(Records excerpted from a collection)

□ □ □ □

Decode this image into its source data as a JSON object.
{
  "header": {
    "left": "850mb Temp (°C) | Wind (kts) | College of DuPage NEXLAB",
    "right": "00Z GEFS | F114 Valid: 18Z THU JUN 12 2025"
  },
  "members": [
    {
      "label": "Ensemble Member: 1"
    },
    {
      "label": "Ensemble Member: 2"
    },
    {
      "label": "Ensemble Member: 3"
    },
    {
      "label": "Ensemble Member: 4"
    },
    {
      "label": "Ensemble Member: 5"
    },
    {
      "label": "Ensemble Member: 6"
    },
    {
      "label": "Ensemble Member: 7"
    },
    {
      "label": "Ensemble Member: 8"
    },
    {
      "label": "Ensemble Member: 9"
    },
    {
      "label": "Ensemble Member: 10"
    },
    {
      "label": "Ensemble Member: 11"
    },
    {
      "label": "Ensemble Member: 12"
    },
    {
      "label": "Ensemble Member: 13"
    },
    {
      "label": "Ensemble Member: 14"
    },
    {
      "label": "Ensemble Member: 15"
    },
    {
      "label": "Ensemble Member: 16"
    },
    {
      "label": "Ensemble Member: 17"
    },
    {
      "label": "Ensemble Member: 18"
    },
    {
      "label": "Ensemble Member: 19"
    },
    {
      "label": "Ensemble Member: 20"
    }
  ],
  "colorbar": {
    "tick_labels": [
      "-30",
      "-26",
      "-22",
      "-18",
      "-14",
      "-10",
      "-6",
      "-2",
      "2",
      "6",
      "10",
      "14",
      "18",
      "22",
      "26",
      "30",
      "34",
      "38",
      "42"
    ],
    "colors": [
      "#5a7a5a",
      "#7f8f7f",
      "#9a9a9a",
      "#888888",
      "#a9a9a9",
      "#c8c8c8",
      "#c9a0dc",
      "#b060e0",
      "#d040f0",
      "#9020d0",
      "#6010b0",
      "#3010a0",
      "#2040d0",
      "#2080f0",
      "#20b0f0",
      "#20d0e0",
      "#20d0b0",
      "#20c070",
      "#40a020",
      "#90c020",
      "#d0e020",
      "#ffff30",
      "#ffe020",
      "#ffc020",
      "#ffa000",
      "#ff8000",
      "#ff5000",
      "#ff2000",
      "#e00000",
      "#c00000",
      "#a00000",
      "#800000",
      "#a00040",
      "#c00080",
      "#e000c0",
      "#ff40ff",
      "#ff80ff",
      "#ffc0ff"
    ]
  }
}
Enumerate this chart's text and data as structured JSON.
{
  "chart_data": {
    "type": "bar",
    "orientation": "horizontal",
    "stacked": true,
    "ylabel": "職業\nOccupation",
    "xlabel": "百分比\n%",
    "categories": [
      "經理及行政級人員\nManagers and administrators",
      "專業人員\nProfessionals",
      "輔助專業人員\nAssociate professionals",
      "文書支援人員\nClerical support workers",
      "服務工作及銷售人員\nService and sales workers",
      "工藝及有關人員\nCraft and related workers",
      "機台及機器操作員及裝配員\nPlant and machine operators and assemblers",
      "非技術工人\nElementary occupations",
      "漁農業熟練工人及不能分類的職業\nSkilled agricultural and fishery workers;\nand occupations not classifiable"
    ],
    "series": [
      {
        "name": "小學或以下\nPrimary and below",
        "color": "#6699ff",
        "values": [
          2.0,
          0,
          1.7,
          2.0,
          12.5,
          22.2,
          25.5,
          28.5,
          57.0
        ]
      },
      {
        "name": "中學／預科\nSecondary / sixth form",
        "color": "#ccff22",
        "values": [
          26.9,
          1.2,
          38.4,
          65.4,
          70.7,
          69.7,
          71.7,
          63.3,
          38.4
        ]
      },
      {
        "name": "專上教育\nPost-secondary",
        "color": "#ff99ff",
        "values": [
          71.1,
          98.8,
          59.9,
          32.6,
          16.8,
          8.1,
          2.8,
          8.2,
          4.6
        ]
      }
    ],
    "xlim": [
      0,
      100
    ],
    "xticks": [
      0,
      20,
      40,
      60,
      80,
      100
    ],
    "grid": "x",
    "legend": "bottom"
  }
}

□ □ □ □

▶ [Task]
Report how many lines of the records above contain the word "JSON", giving only the number.

▶ [Complete answer]
2